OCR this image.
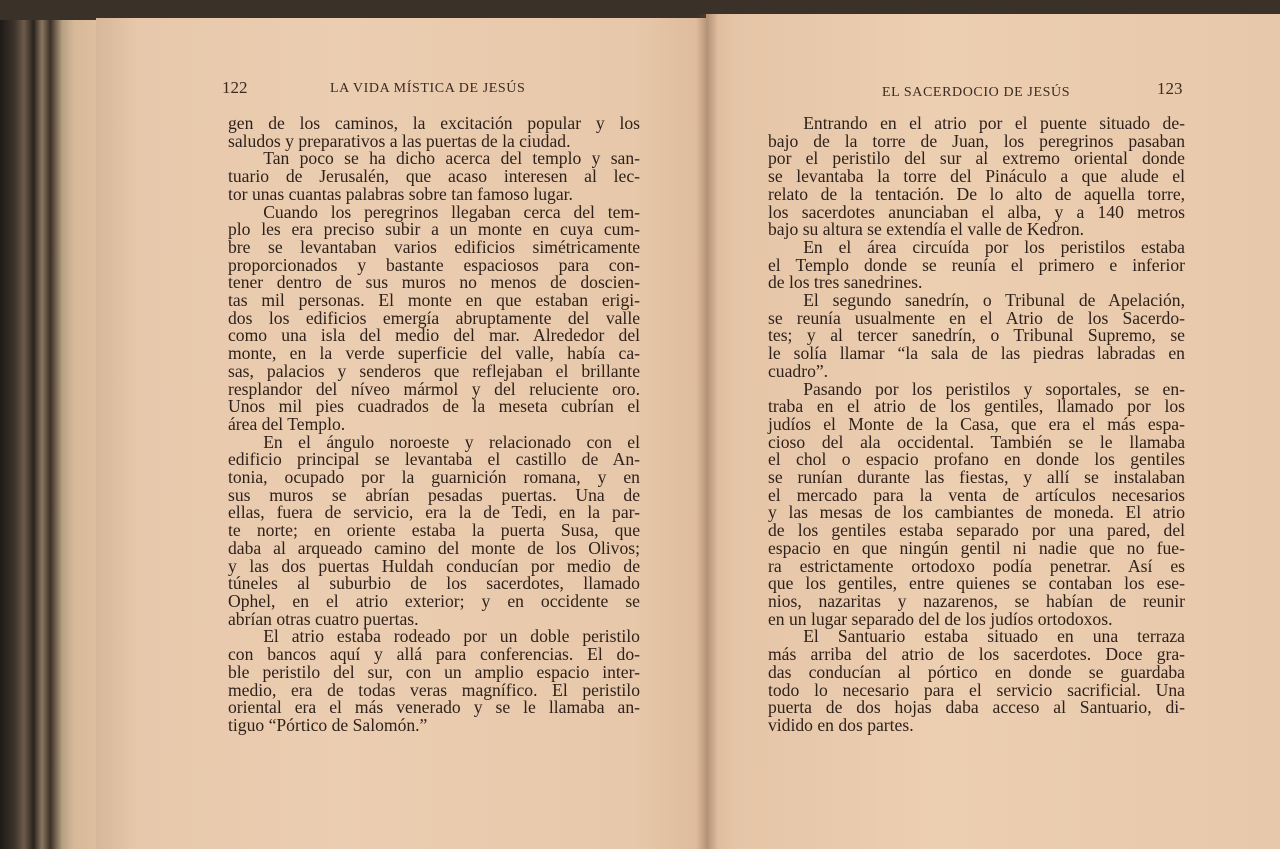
122	LA VIDA MÍSTICA DE JESÚS	EL SACERDOCIO DE JESÚS	123

gen de los caminos, la excitación popular y los
saludos y preparativos a las puertas de la ciudad.

Tan poco se ha dicho acerca del templo y san-
tuario de Jerusalén, que acaso interesen al lec-
tor unas cuantas palabras sobre tan famoso lugar.

Cuando los peregrinos llegaban cerca del tem-
plo les era preciso subir a un monte en cuya cum-
bre se levantaban varios edificios simétricamente
proporcionados y bastante espaciosos para con-
tener dentro de sus muros no menos de doscien-
tas mil personas. El monte en que estaban erigi-
dos los edificios emergía abruptamente del valle
como una isla del medio del mar. Alrededor del
monte, en la verde superficie del valle, había ca-
sas, palacios y senderos que reflejaban el brillante
resplandor del níveo mármol y del reluciente oro.
Unos mil pies cuadrados de la meseta cubrían el
área del Templo.

En el ángulo noroeste y relacionado con el
edificio principal se levantaba el castillo de An-
tonia, ocupado por la guarnición romana, y en
sus muros se abrían pesadas puertas. Una de
ellas, fuera de servicio, era la de Tedi, en la par-
te norte; en oriente estaba la puerta Susa, que
daba al arqueado camino del monte de los Olivos;
y las dos puertas Huldah conducían por medio de
túneles al suburbio de los sacerdotes, llamado
Ophel, en el atrio exterior; y en occidente se
abrían otras cuatro puertas.

El atrio estaba rodeado por un doble peristilo
con bancos aquí y allá para conferencias. El do-
ble peristilo del sur, con un amplio espacio inter-
medio, era de todas veras magnífico. El peristilo
oriental era el más venerado y se le llamaba an-
tiguo “Pórtico de Salomón.”

Entrando en el atrio por el puente situado de-
bajo de la torre de Juan, los peregrinos pasaban
por el peristilo del sur al extremo oriental donde
se levantaba la torre del Pináculo a que alude el
relato de la tentación. De lo alto de aquella torre,
los sacerdotes anunciaban el alba, y a 140 metros
bajo su altura se extendía el valle de Kedron.

En el área circuída por los peristilos estaba
el Templo donde se reunía el primero e inferior
de los tres sanedrines.

El segundo sanedrín, o Tribunal de Apelación,
se reunía usualmente en el Atrio de los Sacerdo-
tes; y al tercer sanedrín, o Tribunal Supremo, se
le solía llamar “la sala de las piedras labradas en
cuadro”.

Pasando por los peristilos y soportales, se en-
traba en el atrio de los gentiles, llamado por los
judíos el Monte de la Casa, que era el más espa-
cioso del ala occidental. También se le llamaba
el chol o espacio profano en donde los gentiles
se runían durante las fiestas, y allí se instalaban
el mercado para la venta de artículos necesarios
y las mesas de los cambiantes de moneda. El atrio
de los gentiles estaba separado por una pared, del
espacio en que ningún gentil ni nadie que no fue-
ra estrictamente ortodoxo podía penetrar. Así es
que los gentiles, entre quienes se contaban los ese-
nios, nazaritas y nazarenos, se habían de reunir
en un lugar separado del de los judíos ortodoxos.

El Santuario estaba situado en una terraza
más arriba del atrio de los sacerdotes. Doce gra-
das conducían al pórtico en donde se guardaba
todo lo necesario para el servicio sacrificial. Una
puerta de dos hojas daba acceso al Santuario, di-
vidido en dos partes.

■ ■ ■ ■

Written problem:
Using the listing above, pull out all lines that hold the word "llamado".

Full solution:
túneles al suburbio de los sacerdotes, llamado
traba en el atrio de los gentiles, llamado por los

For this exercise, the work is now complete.